=== SOURCE MATERIAL ===

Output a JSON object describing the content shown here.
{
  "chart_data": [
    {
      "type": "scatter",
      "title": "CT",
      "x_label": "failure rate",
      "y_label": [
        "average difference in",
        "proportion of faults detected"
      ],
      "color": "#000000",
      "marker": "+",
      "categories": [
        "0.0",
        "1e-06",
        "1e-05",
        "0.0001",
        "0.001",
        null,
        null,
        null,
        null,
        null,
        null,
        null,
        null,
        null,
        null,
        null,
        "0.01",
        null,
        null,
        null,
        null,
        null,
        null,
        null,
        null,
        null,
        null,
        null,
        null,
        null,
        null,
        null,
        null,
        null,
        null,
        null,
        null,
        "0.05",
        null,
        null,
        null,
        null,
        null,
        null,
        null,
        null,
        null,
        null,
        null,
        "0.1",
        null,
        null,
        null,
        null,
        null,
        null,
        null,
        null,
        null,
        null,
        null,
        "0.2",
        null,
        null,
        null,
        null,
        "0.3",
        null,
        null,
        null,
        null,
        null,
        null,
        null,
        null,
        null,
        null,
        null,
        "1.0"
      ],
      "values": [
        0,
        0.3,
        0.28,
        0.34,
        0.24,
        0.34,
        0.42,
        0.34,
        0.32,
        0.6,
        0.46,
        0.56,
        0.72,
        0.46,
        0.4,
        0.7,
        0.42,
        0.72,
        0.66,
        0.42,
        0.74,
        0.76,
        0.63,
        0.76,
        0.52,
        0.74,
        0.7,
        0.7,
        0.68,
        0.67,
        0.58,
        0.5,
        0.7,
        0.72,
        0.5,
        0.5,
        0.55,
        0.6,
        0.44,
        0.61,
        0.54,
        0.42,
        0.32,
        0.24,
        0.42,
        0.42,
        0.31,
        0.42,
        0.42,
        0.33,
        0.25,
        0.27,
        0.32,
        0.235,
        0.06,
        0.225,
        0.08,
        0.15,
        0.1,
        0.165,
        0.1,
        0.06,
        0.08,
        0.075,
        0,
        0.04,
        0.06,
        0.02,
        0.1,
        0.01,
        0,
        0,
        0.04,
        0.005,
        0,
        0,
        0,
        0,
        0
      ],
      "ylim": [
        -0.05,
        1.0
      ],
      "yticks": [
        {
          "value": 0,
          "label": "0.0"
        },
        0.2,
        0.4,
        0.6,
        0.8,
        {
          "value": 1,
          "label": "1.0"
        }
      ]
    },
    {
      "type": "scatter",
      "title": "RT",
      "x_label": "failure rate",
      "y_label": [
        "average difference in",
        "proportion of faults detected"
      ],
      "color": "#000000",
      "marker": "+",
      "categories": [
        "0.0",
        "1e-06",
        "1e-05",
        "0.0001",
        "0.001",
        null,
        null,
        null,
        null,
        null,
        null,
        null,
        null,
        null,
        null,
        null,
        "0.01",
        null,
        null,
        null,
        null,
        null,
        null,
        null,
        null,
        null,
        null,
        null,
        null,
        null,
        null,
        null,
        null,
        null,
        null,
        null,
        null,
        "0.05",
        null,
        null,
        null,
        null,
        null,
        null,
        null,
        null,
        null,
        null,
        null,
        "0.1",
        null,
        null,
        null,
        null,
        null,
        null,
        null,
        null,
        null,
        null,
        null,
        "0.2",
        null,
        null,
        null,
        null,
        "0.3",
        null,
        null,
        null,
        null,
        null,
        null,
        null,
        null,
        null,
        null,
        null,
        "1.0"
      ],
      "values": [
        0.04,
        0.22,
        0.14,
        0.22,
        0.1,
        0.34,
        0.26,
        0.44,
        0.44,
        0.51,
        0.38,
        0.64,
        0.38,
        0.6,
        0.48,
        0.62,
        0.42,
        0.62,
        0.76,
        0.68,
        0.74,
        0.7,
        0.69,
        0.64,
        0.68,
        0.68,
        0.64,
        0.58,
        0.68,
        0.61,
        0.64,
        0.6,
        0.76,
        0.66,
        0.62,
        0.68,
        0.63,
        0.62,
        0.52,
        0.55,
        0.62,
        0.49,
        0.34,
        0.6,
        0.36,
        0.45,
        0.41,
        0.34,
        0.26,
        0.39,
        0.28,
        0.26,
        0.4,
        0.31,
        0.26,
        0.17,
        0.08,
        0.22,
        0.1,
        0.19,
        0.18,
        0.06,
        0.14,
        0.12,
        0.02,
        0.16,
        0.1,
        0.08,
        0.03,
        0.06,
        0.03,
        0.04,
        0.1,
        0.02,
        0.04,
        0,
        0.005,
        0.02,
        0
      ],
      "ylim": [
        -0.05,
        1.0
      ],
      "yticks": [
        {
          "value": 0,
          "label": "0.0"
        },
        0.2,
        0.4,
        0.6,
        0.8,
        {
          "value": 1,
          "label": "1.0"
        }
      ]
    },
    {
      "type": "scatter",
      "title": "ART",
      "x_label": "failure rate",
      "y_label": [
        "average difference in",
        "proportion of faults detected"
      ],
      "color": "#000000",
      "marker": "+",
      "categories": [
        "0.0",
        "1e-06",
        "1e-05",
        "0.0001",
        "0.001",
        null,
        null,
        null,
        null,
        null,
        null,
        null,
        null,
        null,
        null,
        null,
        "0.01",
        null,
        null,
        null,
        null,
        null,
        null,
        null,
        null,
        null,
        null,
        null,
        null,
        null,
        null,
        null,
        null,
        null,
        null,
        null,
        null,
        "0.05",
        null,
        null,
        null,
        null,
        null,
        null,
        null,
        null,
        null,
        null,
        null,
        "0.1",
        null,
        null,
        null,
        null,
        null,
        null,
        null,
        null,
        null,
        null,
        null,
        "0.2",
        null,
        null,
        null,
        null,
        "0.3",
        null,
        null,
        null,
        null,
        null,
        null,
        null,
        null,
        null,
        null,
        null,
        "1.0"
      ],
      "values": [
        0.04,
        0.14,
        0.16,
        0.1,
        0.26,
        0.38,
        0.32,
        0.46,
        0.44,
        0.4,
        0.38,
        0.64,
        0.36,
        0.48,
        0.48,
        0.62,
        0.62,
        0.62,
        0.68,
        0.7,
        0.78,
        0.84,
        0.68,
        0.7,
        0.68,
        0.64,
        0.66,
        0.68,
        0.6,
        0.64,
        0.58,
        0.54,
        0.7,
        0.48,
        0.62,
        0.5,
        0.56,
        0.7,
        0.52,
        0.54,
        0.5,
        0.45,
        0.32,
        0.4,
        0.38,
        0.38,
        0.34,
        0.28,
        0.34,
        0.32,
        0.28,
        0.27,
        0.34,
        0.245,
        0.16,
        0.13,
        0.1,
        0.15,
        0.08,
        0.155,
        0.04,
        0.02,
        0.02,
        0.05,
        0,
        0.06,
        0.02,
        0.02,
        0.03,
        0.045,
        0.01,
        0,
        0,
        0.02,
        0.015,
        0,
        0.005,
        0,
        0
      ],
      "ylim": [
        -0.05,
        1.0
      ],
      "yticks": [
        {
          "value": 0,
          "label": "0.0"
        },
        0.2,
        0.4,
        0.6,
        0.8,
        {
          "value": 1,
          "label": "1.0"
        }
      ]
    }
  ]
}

===

▶ **OBJECTIVE**:
Write out every entry again, keeping each line exactly the same.

▶ **RESULT OF THIS EXERCISE**:
Output a JSON object describing the content shown here.
{
  "chart_data": [
    {
      "type": "scatter",
      "title": "CT",
      "x_label": "failure rate",
      "y_label": [
        "average difference in",
        "proportion of faults detected"
      ],
      "color": "#000000",
      "marker": "+",
      "categories": [
        "0.0",
        "1e-06",
        "1e-05",
        "0.0001",
        "0.001",
        null,
        null,
        null,
        null,
        null,
        null,
        null,
        null,
        null,
        null,
        null,
        "0.01",
        null,
        null,
        null,
        null,
        null,
        null,
        null,
        null,
        null,
        null,
        null,
        null,
        null,
        null,
        null,
        null,
        null,
        null,
        null,
        null,
        "0.05",
        null,
        null,
        null,
        null,
        null,
        null,
        null,
        null,
        null,
        null,
        null,
        "0.1",
        null,
        null,
        null,
        null,
        null,
        null,
        null,
        null,
        null,
        null,
        null,
        "0.2",
        null,
        null,
        null,
        null,
        "0.3",
        null,
        null,
        null,
        null,
        null,
        null,
        null,
        null,
        null,
        null,
        null,
        "1.0"
      ],
      "values": [
        0,
        0.3,
        0.28,
        0.34,
        0.24,
        0.34,
        0.42,
        0.34,
        0.32,
        0.6,
        0.46,
        0.56,
        0.72,
        0.46,
        0.4,
        0.7,
        0.42,
        0.72,
        0.66,
        0.42,
        0.74,
        0.76,
        0.63,
        0.76,
        0.52,
        0.74,
        0.7,
        0.7,
        0.68,
        0.67,
        0.58,
        0.5,
        0.7,
        0.72,
        0.5,
        0.5,
        0.55,
        0.6,
        0.44,
        0.61,
        0.54,
        0.42,
        0.32,
        0.24,
        0.42,
        0.42,
        0.31,
        0.42,
        0.42,
        0.33,
        0.25,
        0.27,
        0.32,
        0.235,
        0.06,
        0.225,
        0.08,
        0.15,
        0.1,
        0.165,
        0.1,
        0.06,
        0.08,
        0.075,
        0,
        0.04,
        0.06,
        0.02,
        0.1,
        0.01,
        0,
        0,
        0.04,
        0.005,
        0,
        0,
        0,
        0,
        0
      ],
      "ylim": [
        -0.05,
        1.0
      ],
      "yticks": [
        {
          "value": 0,
          "label": "0.0"
        },
        0.2,
        0.4,
        0.6,
        0.8,
        {
          "value": 1,
          "label": "1.0"
        }
      ]
    },
    {
      "type": "scatter",
      "title": "RT",
      "x_label": "failure rate",
      "y_label": [
        "average difference in",
        "proportion of faults detected"
      ],
      "color": "#000000",
      "marker": "+",
      "categories": [
        "0.0",
        "1e-06",
        "1e-05",
        "0.0001",
        "0.001",
        null,
        null,
        null,
        null,
        null,
        null,
        null,
        null,
        null,
        null,
        null,
        "0.01",
        null,
        null,
        null,
        null,
        null,
        null,
        null,
        null,
        null,
        null,
        null,
        null,
        null,
        null,
        null,
        null,
        null,
        null,
        null,
        null,
        "0.05",
        null,
        null,
        null,
        null,
        null,
        null,
        null,
        null,
        null,
        null,
        null,
        "0.1",
        null,
        null,
        null,
        null,
        null,
        null,
        null,
        null,
        null,
        null,
        null,
        "0.2",
        null,
        null,
        null,
        null,
        "0.3",
        null,
        null,
        null,
        null,
        null,
        null,
        null,
        null,
        null,
        null,
        null,
        "1.0"
      ],
      "values": [
        0.04,
        0.22,
        0.14,
        0.22,
        0.1,
        0.34,
        0.26,
        0.44,
        0.44,
        0.51,
        0.38,
        0.64,
        0.38,
        0.6,
        0.48,
        0.62,
        0.42,
        0.62,
        0.76,
        0.68,
        0.74,
        0.7,
        0.69,
        0.64,
        0.68,
        0.68,
        0.64,
        0.58,
        0.68,
        0.61,
        0.64,
        0.6,
        0.76,
        0.66,
        0.62,
        0.68,
        0.63,
        0.62,
        0.52,
        0.55,
        0.62,
        0.49,
        0.34,
        0.6,
        0.36,
        0.45,
        0.41,
        0.34,
        0.26,
        0.39,
        0.28,
        0.26,
        0.4,
        0.31,
        0.26,
        0.17,
        0.08,
        0.22,
        0.1,
        0.19,
        0.18,
        0.06,
        0.14,
        0.12,
        0.02,
        0.16,
        0.1,
        0.08,
        0.03,
        0.06,
        0.03,
        0.04,
        0.1,
        0.02,
        0.04,
        0,
        0.005,
        0.02,
        0
      ],
      "ylim": [
        -0.05,
        1.0
      ],
      "yticks": [
        {
          "value": 0,
          "label": "0.0"
        },
        0.2,
        0.4,
        0.6,
        0.8,
        {
          "value": 1,
          "label": "1.0"
        }
      ]
    },
    {
      "type": "scatter",
      "title": "ART",
      "x_label": "failure rate",
      "y_label": [
        "average difference in",
        "proportion of faults detected"
      ],
      "color": "#000000",
      "marker": "+",
      "categories": [
        "0.0",
        "1e-06",
        "1e-05",
        "0.0001",
        "0.001",
        null,
        null,
        null,
        null,
        null,
        null,
        null,
        null,
        null,
        null,
        null,
        "0.01",
        null,
        null,
        null,
        null,
        null,
        null,
        null,
        null,
        null,
        null,
        null,
        null,
        null,
        null,
        null,
        null,
        null,
        null,
        null,
        null,
        "0.05",
        null,
        null,
        null,
        null,
        null,
        null,
        null,
        null,
        null,
        null,
        null,
        "0.1",
        null,
        null,
        null,
        null,
        null,
        null,
        null,
        null,
        null,
        null,
        null,
        "0.2",
        null,
        null,
        null,
        null,
        "0.3",
        null,
        null,
        null,
        null,
        null,
        null,
        null,
        null,
        null,
        null,
        null,
        "1.0"
      ],
      "values": [
        0.04,
        0.14,
        0.16,
        0.1,
        0.26,
        0.38,
        0.32,
        0.46,
        0.44,
        0.4,
        0.38,
        0.64,
        0.36,
        0.48,
        0.48,
        0.62,
        0.62,
        0.62,
        0.68,
        0.7,
        0.78,
        0.84,
        0.68,
        0.7,
        0.68,
        0.64,
        0.66,
        0.68,
        0.6,
        0.64,
        0.58,
        0.54,
        0.7,
        0.48,
        0.62,
        0.5,
        0.56,
        0.7,
        0.52,
        0.54,
        0.5,
        0.45,
        0.32,
        0.4,
        0.38,
        0.38,
        0.34,
        0.28,
        0.34,
        0.32,
        0.28,
        0.27,
        0.34,
        0.245,
        0.16,
        0.13,
        0.1,
        0.15,
        0.08,
        0.155,
        0.04,
        0.02,
        0.02,
        0.05,
        0,
        0.06,
        0.02,
        0.02,
        0.03,
        0.045,
        0.01,
        0,
        0,
        0.02,
        0.015,
        0,
        0.005,
        0,
        0
      ],
      "ylim": [
        -0.05,
        1.0
      ],
      "yticks": [
        {
          "value": 0,
          "label": "0.0"
        },
        0.2,
        0.4,
        0.6,
        0.8,
        {
          "value": 1,
          "label": "1.0"
        }
      ]
    }
  ]
}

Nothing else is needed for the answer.